Data to process:
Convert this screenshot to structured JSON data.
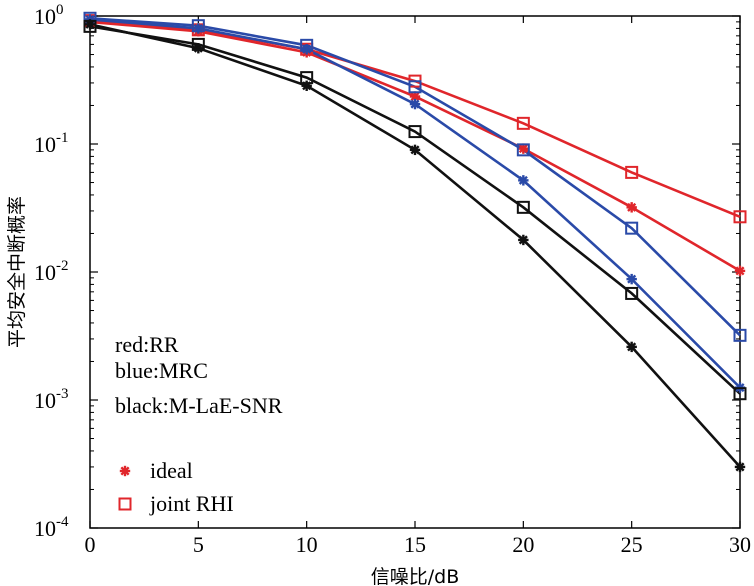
{
  "chart_data": {
    "type": "line",
    "title": "",
    "xlabel": "信噪比/dB",
    "ylabel": "平均安全中断概率",
    "xlim": [
      0,
      30
    ],
    "ylim": [
      0.0001,
      1
    ],
    "yscale": "log",
    "grid": false,
    "x": [
      0,
      5,
      10,
      15,
      20,
      25,
      30
    ],
    "x_ticks": [
      "0",
      "5",
      "10",
      "15",
      "20",
      "25",
      "30"
    ],
    "y_ticks": [
      {
        "base": "10",
        "exp": "0"
      },
      {
        "base": "10",
        "exp": "-1"
      },
      {
        "base": "10",
        "exp": "-2"
      },
      {
        "base": "10",
        "exp": "-3"
      },
      {
        "base": "10",
        "exp": "-4"
      }
    ],
    "colors": {
      "red": "#e0262b",
      "blue": "#2a4aa8",
      "black": "#111111"
    },
    "series": [
      {
        "color": "red",
        "marker": "star",
        "values": [
          0.9,
          0.76,
          0.52,
          0.235,
          0.092,
          0.032,
          0.0102
        ]
      },
      {
        "color": "red",
        "marker": "square",
        "values": [
          0.92,
          0.78,
          0.55,
          0.31,
          0.145,
          0.06,
          0.027
        ]
      },
      {
        "color": "blue",
        "marker": "star",
        "values": [
          0.94,
          0.8,
          0.55,
          0.205,
          0.052,
          0.0088,
          0.00125
        ]
      },
      {
        "color": "blue",
        "marker": "square",
        "values": [
          0.96,
          0.84,
          0.59,
          0.28,
          0.09,
          0.022,
          0.0032
        ]
      },
      {
        "color": "black",
        "marker": "star",
        "values": [
          0.86,
          0.56,
          0.285,
          0.09,
          0.0178,
          0.0026,
          0.0003
        ]
      },
      {
        "color": "black",
        "marker": "square",
        "values": [
          0.83,
          0.6,
          0.33,
          0.125,
          0.032,
          0.0068,
          0.00112
        ]
      }
    ],
    "annotations": [
      "red:RR",
      "blue:MRC",
      "black:M-LaE-SNR"
    ],
    "legend": {
      "position": "bottom-left",
      "entries": [
        {
          "label": "ideal",
          "marker": "star",
          "color": "red"
        },
        {
          "label": "joint RHI",
          "marker": "square",
          "color": "red"
        }
      ]
    }
  }
}
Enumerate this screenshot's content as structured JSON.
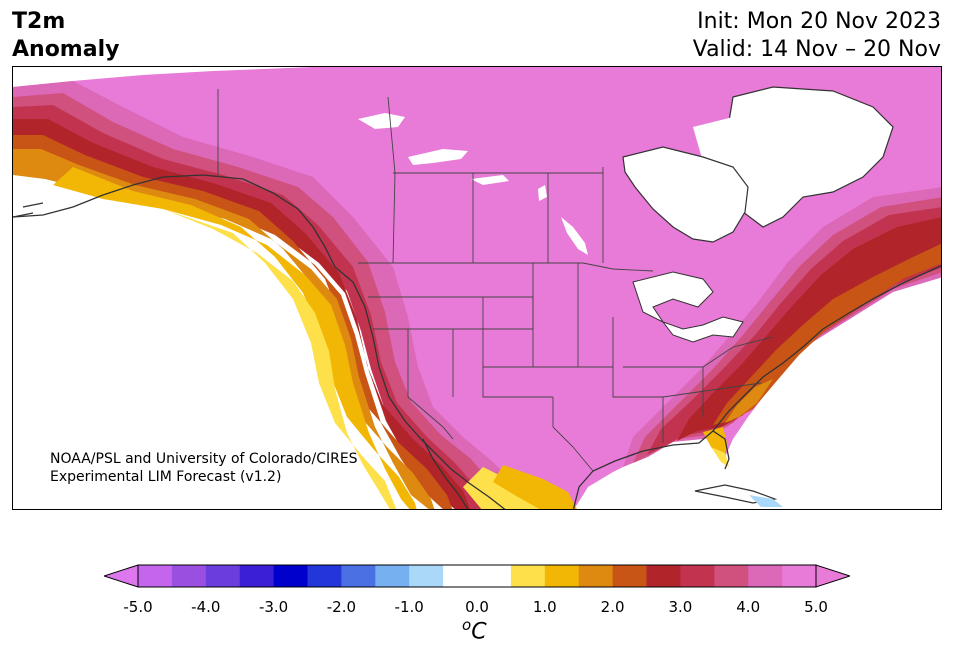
{
  "header": {
    "title_line1": "T2m",
    "title_line2": "Anomaly",
    "init": "Init: Mon 20 Nov 2023",
    "valid": "Valid: 14 Nov – 20 Nov"
  },
  "map": {
    "credit_line1": "NOAA/PSL and University of Colorado/CIRES",
    "credit_line2": "Experimental LIM Forecast (v1.2)",
    "region": "North America"
  },
  "colorbar": {
    "tick_labels": [
      "-5.0",
      "-4.0",
      "-3.0",
      "-2.0",
      "-1.0",
      "0.0",
      "1.0",
      "2.0",
      "3.0",
      "4.0",
      "5.0"
    ],
    "unit_super": "o",
    "unit_main": "C",
    "bins": [
      {
        "lo": -5.0,
        "hi": -4.5,
        "color": "#c565ee"
      },
      {
        "lo": -4.5,
        "hi": -4.0,
        "color": "#9b4fe0"
      },
      {
        "lo": -4.0,
        "hi": -3.5,
        "color": "#6a3ddc"
      },
      {
        "lo": -3.5,
        "hi": -3.0,
        "color": "#3a1fd6"
      },
      {
        "lo": -3.0,
        "hi": -2.5,
        "color": "#0000cd"
      },
      {
        "lo": -2.5,
        "hi": -2.0,
        "color": "#2236d9"
      },
      {
        "lo": -2.0,
        "hi": -1.5,
        "color": "#4a70e4"
      },
      {
        "lo": -1.5,
        "hi": -1.0,
        "color": "#77b0f0"
      },
      {
        "lo": -1.0,
        "hi": -0.5,
        "color": "#aad8f8"
      },
      {
        "lo": -0.5,
        "hi": 0.0,
        "color": "#ffffff"
      },
      {
        "lo": 0.0,
        "hi": 0.5,
        "color": "#ffffff"
      },
      {
        "lo": 0.5,
        "hi": 1.0,
        "color": "#fde04a"
      },
      {
        "lo": 1.0,
        "hi": 1.5,
        "color": "#f2b705"
      },
      {
        "lo": 1.5,
        "hi": 2.0,
        "color": "#de8a10"
      },
      {
        "lo": 2.0,
        "hi": 2.5,
        "color": "#c85416"
      },
      {
        "lo": 2.5,
        "hi": 3.0,
        "color": "#b0242a"
      },
      {
        "lo": 3.0,
        "hi": 3.5,
        "color": "#c23350"
      },
      {
        "lo": 3.5,
        "hi": 4.0,
        "color": "#d0507e"
      },
      {
        "lo": 4.0,
        "hi": 4.5,
        "color": "#dc68b8"
      },
      {
        "lo": 4.5,
        "hi": 5.0,
        "color": "#e87ad8"
      }
    ],
    "under_color": "#dd77ee",
    "over_color": "#e87ad8"
  }
}
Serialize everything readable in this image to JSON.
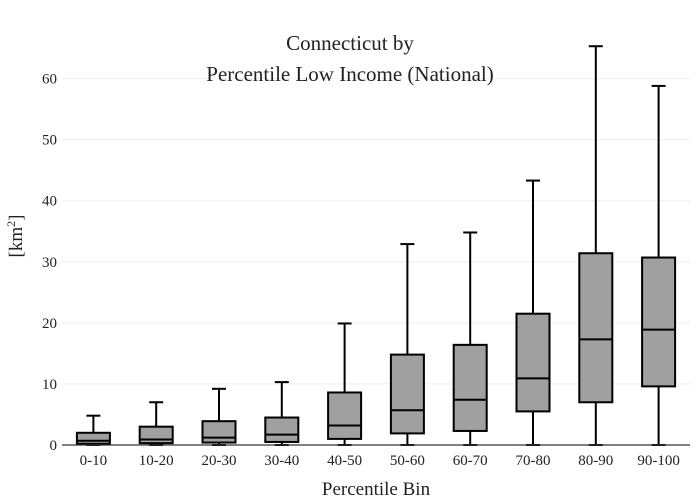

Work instructions:
Leave out all images, then reproduce the entries above exactly.

Full response:
Convert this screenshot to structured JSON data.
{
  "chart_data": {
    "type": "line",
    "title": "",
    "xlabel": "信噪比/dB",
    "ylabel": "平均安全中断概率",
    "xlim": [
      0,
      30
    ],
    "ylim": [
      0.0001,
      1
    ],
    "yscale": "log",
    "grid": false,
    "x": [
      0,
      5,
      10,
      15,
      20,
      25,
      30
    ],
    "x_ticks": [
      "0",
      "5",
      "10",
      "15",
      "20",
      "25",
      "30"
    ],
    "y_ticks": [
      {
        "base": "10",
        "exp": "0"
      },
      {
        "base": "10",
        "exp": "-1"
      },
      {
        "base": "10",
        "exp": "-2"
      },
      {
        "base": "10",
        "exp": "-3"
      },
      {
        "base": "10",
        "exp": "-4"
      }
    ],
    "colors": {
      "red": "#e0262b",
      "blue": "#2a4aa8",
      "black": "#111111"
    },
    "series": [
      {
        "color": "red",
        "marker": "star",
        "values": [
          0.9,
          0.76,
          0.52,
          0.235,
          0.092,
          0.032,
          0.0102
        ]
      },
      {
        "color": "red",
        "marker": "square",
        "values": [
          0.92,
          0.78,
          0.55,
          0.31,
          0.145,
          0.06,
          0.027
        ]
      },
      {
        "color": "blue",
        "marker": "star",
        "values": [
          0.94,
          0.8,
          0.55,
          0.205,
          0.052,
          0.0088,
          0.00125
        ]
      },
      {
        "color": "blue",
        "marker": "square",
        "values": [
          0.96,
          0.84,
          0.59,
          0.28,
          0.09,
          0.022,
          0.0032
        ]
      },
      {
        "color": "black",
        "marker": "star",
        "values": [
          0.86,
          0.56,
          0.285,
          0.09,
          0.0178,
          0.0026,
          0.0003
        ]
      },
      {
        "color": "black",
        "marker": "square",
        "values": [
          0.83,
          0.6,
          0.33,
          0.125,
          0.032,
          0.0068,
          0.00112
        ]
      }
    ],
    "annotations": [
      "red:RR",
      "blue:MRC",
      "black:M-LaE-SNR"
    ],
    "legend": {
      "position": "bottom-left",
      "entries": [
        {
          "label": "ideal",
          "marker": "star",
          "color": "red"
        },
        {
          "label": "joint RHI",
          "marker": "square",
          "color": "red"
        }
      ]
    }
  }
}
Enumerate this screenshot's content as structured JSON.
{
  "header": {
    "title_line1": "T2m",
    "title_line2": "Anomaly",
    "init": "Init: Mon 20 Nov 2023",
    "valid": "Valid: 14 Nov – 20 Nov"
  },
  "map": {
    "credit_line1": "NOAA/PSL and University of Colorado/CIRES",
    "credit_line2": "Experimental LIM Forecast (v1.2)",
    "region": "North America"
  },
  "colorbar": {
    "tick_labels": [
      "-5.0",
      "-4.0",
      "-3.0",
      "-2.0",
      "-1.0",
      "0.0",
      "1.0",
      "2.0",
      "3.0",
      "4.0",
      "5.0"
    ],
    "unit_super": "o",
    "unit_main": "C",
    "bins": [
      {
        "lo": -5.0,
        "hi": -4.5,
        "color": "#c565ee"
      },
      {
        "lo": -4.5,
        "hi": -4.0,
        "color": "#9b4fe0"
      },
      {
        "lo": -4.0,
        "hi": -3.5,
        "color": "#6a3ddc"
      },
      {
        "lo": -3.5,
        "hi": -3.0,
        "color": "#3a1fd6"
      },
      {
        "lo": -3.0,
        "hi": -2.5,
        "color": "#0000cd"
      },
      {
        "lo": -2.5,
        "hi": -2.0,
        "color": "#2236d9"
      },
      {
        "lo": -2.0,
        "hi": -1.5,
        "color": "#4a70e4"
      },
      {
        "lo": -1.5,
        "hi": -1.0,
        "color": "#77b0f0"
      },
      {
        "lo": -1.0,
        "hi": -0.5,
        "color": "#aad8f8"
      },
      {
        "lo": -0.5,
        "hi": 0.0,
        "color": "#ffffff"
      },
      {
        "lo": 0.0,
        "hi": 0.5,
        "color": "#ffffff"
      },
      {
        "lo": 0.5,
        "hi": 1.0,
        "color": "#fde04a"
      },
      {
        "lo": 1.0,
        "hi": 1.5,
        "color": "#f2b705"
      },
      {
        "lo": 1.5,
        "hi": 2.0,
        "color": "#de8a10"
      },
      {
        "lo": 2.0,
        "hi": 2.5,
        "color": "#c85416"
      },
      {
        "lo": 2.5,
        "hi": 3.0,
        "color": "#b0242a"
      },
      {
        "lo": 3.0,
        "hi": 3.5,
        "color": "#c23350"
      },
      {
        "lo": 3.5,
        "hi": 4.0,
        "color": "#d0507e"
      },
      {
        "lo": 4.0,
        "hi": 4.5,
        "color": "#dc68b8"
      },
      {
        "lo": 4.5,
        "hi": 5.0,
        "color": "#e87ad8"
      }
    ],
    "under_color": "#dd77ee",
    "over_color": "#e87ad8"
  }
}
Serialize everything readable in this image to JSON.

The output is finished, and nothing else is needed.